EXERCISE AIM
Filter the listing below, copying every line in which the word "revenue" appears.

Part of a data file:
++++++++++++++++++++
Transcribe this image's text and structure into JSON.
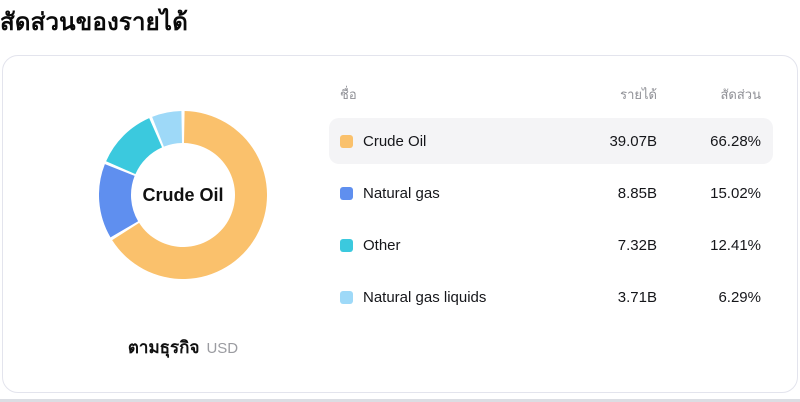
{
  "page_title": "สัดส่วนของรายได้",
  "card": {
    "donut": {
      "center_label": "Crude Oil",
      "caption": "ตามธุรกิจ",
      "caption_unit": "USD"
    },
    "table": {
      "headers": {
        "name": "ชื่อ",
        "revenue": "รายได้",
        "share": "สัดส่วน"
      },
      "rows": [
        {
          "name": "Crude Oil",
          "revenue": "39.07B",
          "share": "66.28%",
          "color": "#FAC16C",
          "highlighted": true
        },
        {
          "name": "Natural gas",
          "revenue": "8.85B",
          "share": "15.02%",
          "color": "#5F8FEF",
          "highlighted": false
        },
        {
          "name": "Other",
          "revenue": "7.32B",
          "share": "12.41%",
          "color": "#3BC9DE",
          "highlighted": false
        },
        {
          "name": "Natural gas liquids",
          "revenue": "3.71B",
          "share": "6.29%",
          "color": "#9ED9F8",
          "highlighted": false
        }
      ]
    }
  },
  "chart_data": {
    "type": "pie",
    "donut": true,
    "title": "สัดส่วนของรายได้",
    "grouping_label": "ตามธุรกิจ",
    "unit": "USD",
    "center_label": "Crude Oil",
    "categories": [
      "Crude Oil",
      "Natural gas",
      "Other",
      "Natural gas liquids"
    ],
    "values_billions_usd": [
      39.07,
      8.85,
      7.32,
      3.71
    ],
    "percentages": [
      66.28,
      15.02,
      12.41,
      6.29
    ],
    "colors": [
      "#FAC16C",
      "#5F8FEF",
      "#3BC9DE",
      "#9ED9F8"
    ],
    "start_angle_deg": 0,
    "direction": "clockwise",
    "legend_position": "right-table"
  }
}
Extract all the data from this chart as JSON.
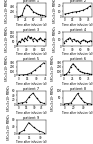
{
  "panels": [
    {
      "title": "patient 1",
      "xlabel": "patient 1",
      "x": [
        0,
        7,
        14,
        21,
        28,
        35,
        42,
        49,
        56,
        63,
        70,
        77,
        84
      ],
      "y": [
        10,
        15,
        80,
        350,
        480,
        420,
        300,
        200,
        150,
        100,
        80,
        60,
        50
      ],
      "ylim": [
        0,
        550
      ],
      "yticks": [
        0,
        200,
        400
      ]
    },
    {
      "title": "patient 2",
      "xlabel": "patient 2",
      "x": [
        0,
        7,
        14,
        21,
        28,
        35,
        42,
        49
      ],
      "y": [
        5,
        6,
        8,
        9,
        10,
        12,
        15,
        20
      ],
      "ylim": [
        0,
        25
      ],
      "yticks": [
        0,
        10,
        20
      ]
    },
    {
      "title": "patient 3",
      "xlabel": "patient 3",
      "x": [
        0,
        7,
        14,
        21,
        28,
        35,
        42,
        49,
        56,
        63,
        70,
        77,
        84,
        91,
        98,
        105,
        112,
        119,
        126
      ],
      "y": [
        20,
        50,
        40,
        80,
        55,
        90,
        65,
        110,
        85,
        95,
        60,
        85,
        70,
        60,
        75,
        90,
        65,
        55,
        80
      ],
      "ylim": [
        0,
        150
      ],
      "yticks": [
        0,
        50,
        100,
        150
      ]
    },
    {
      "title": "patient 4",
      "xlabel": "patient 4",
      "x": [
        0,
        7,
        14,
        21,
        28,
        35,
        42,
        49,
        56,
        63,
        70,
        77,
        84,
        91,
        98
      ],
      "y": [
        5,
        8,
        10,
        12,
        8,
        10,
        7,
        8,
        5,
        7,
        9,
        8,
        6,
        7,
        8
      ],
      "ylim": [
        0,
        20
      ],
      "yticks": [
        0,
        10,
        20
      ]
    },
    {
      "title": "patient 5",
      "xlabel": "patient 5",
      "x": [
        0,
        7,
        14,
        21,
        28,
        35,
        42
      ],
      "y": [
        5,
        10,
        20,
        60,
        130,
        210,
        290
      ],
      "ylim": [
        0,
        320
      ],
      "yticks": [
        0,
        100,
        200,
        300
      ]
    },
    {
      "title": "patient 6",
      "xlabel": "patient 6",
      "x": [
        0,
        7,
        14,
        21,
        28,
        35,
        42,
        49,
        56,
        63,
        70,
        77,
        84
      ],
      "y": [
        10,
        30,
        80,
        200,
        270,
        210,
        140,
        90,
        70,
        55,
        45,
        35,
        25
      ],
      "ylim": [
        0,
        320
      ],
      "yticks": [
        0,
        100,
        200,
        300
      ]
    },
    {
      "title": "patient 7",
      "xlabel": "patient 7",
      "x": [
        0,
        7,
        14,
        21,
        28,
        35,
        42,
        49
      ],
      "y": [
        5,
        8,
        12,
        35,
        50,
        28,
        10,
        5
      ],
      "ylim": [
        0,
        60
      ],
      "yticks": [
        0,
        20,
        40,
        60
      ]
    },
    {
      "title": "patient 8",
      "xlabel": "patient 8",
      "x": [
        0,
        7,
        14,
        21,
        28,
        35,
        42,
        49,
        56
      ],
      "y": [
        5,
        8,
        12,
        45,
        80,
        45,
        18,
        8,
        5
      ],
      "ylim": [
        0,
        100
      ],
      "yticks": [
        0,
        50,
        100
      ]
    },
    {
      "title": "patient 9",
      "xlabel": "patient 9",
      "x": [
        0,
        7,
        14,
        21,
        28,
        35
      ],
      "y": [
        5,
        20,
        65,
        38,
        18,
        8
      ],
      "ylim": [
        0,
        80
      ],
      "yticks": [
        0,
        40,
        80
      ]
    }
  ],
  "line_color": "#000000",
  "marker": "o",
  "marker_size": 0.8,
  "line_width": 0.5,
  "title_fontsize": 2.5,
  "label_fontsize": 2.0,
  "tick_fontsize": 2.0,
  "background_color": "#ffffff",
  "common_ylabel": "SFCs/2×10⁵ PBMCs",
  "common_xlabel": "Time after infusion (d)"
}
++++++++++++++++++++
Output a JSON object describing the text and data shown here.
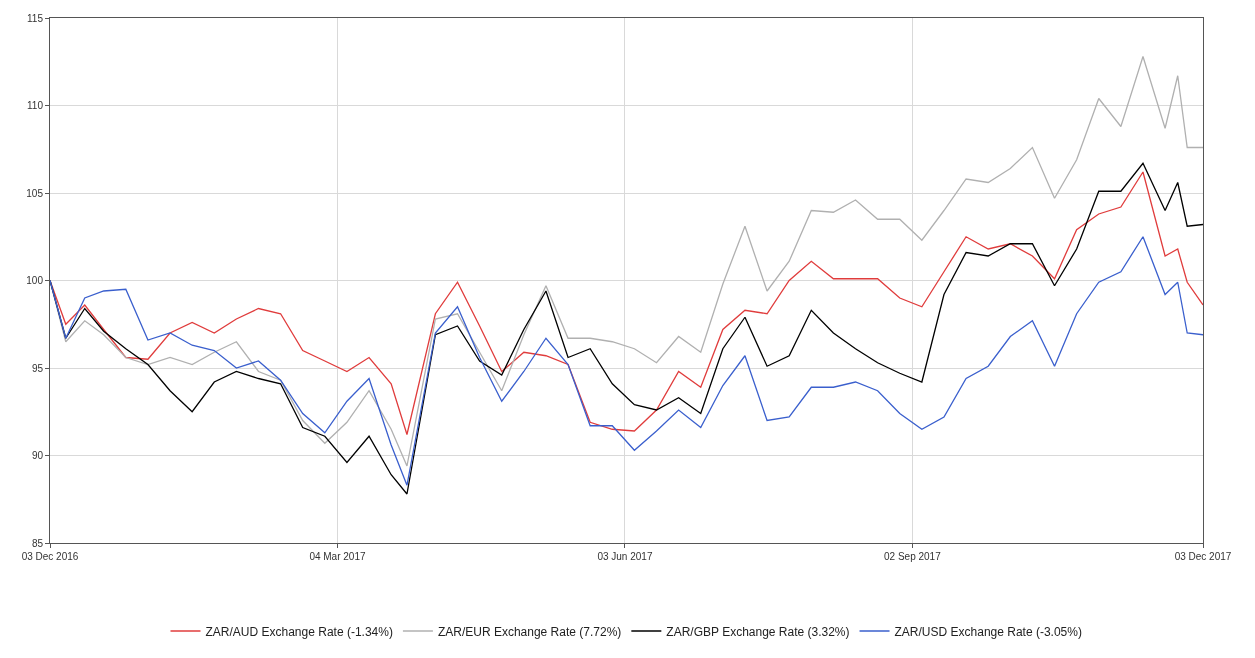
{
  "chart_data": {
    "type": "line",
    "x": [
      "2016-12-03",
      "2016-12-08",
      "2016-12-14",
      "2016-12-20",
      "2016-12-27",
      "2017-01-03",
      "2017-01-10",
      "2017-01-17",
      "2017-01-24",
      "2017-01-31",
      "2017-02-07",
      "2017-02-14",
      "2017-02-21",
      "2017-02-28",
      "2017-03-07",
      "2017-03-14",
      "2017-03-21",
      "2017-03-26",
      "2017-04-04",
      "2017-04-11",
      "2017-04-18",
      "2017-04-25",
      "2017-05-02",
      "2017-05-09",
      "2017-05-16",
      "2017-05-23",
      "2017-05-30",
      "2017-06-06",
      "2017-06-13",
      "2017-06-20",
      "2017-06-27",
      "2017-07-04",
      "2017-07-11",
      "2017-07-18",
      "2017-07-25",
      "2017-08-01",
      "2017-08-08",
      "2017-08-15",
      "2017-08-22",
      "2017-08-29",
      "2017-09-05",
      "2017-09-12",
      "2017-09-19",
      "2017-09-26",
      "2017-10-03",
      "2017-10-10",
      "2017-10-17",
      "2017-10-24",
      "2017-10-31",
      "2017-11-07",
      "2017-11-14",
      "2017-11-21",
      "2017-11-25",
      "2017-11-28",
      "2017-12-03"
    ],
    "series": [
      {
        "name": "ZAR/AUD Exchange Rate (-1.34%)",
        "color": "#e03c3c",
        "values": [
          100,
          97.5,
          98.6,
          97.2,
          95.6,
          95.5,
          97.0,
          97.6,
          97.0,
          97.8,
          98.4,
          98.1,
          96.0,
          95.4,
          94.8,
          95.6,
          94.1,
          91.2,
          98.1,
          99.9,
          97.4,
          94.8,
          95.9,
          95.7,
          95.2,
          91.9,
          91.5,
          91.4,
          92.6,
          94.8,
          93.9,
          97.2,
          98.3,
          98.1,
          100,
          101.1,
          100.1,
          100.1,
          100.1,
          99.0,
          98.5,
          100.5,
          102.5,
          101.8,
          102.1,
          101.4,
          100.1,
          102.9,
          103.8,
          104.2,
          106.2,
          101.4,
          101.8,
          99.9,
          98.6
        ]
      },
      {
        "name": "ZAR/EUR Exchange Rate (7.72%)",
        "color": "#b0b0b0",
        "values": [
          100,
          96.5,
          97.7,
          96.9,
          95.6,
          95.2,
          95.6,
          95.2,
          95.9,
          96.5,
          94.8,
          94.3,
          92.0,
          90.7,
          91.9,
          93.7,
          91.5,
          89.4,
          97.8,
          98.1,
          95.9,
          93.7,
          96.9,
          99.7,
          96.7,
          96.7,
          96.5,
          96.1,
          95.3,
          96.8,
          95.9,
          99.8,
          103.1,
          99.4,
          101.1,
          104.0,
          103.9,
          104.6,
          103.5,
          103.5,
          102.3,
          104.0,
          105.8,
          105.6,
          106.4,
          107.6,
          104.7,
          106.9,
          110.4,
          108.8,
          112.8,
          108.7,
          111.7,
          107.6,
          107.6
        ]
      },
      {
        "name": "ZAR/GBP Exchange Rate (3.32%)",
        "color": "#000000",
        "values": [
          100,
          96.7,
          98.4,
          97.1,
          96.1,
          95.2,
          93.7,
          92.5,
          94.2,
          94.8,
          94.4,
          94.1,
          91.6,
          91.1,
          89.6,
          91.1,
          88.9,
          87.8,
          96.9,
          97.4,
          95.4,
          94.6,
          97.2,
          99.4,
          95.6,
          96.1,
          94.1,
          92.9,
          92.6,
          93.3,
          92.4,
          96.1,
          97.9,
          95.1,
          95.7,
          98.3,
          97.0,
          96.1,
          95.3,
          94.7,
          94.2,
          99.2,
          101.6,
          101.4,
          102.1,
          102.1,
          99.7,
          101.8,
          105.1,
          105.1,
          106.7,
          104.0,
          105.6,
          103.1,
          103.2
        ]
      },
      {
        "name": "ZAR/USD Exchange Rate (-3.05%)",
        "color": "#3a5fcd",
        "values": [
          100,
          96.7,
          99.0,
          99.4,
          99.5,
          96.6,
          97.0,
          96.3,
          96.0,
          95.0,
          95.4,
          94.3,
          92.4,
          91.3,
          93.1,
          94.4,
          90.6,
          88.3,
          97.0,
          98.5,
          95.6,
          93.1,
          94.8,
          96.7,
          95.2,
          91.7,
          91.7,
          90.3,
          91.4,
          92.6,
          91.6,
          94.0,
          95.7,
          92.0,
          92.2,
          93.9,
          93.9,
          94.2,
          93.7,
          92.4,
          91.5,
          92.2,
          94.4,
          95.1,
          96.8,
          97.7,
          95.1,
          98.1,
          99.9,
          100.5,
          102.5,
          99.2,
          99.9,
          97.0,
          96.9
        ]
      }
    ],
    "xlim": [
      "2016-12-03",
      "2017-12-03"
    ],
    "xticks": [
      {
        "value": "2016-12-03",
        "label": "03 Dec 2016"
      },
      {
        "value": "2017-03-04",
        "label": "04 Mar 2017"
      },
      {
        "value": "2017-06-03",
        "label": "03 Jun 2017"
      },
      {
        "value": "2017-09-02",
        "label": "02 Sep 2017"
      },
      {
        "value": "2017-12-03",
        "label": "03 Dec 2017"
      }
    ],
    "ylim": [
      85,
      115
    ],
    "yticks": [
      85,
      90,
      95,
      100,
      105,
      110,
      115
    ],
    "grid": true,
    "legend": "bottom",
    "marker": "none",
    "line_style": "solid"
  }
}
++++++++++++++++++++
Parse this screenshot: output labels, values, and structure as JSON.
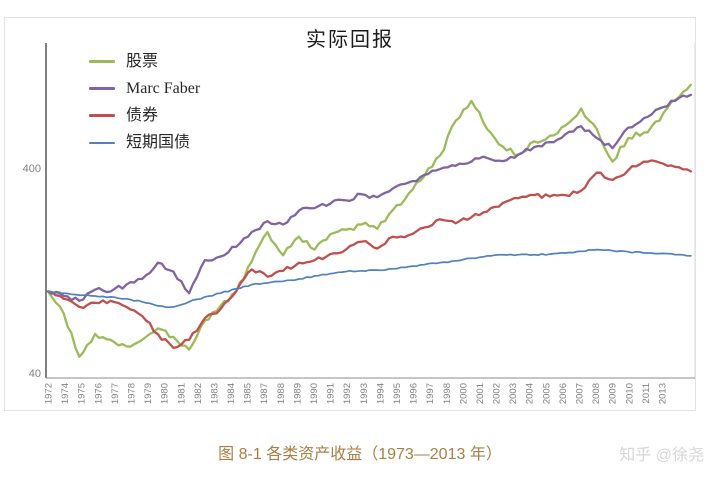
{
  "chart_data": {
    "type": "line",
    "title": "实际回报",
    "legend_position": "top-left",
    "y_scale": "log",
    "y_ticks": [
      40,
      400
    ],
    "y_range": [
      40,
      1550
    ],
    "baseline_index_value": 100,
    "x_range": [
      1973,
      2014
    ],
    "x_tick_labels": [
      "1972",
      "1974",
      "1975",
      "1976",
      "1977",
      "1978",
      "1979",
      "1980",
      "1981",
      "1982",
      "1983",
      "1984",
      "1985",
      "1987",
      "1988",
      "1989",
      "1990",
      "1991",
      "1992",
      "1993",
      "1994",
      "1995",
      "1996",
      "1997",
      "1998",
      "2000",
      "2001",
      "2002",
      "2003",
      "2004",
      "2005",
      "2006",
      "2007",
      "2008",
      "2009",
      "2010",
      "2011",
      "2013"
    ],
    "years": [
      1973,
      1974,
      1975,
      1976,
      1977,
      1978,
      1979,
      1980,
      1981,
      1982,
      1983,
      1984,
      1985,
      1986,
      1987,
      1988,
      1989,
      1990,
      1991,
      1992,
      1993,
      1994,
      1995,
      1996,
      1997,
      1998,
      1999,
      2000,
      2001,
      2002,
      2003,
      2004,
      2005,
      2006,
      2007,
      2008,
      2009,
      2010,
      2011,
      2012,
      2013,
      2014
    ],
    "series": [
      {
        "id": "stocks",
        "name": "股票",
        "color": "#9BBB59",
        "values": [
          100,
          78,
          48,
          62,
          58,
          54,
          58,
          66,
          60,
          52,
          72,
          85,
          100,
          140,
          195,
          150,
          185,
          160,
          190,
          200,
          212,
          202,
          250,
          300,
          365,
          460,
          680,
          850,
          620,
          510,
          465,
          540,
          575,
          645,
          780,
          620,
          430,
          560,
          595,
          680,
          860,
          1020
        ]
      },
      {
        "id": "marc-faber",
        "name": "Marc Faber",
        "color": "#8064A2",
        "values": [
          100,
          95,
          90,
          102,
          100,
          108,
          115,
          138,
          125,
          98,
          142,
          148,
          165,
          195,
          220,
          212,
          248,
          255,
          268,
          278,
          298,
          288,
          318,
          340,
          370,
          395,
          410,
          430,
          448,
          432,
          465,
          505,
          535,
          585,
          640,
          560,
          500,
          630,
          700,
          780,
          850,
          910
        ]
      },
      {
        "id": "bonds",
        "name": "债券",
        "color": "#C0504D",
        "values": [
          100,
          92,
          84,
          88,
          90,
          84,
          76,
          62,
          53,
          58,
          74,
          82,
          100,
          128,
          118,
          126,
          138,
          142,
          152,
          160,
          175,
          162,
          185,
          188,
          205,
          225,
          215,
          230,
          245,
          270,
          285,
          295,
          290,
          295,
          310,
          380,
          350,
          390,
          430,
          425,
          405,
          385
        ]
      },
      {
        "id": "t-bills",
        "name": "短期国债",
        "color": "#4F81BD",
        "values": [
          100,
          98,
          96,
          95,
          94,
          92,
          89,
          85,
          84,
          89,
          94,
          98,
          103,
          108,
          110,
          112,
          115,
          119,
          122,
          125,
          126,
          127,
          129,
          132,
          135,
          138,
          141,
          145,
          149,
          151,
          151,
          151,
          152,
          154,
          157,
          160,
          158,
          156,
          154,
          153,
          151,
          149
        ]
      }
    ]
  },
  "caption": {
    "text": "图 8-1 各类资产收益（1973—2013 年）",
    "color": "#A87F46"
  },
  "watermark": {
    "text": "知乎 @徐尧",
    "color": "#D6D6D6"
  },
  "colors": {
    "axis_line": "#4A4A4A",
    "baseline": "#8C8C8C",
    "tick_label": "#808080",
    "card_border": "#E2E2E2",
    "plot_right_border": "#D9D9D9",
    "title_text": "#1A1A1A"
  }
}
++++++++++++++++++++
SOLVED EXERCISE
        "revenue": "รายได้",
          "revenue": "39.07B",
          "revenue": "8.85B",
          "revenue": "7.32B",
          "revenue": "3.71B",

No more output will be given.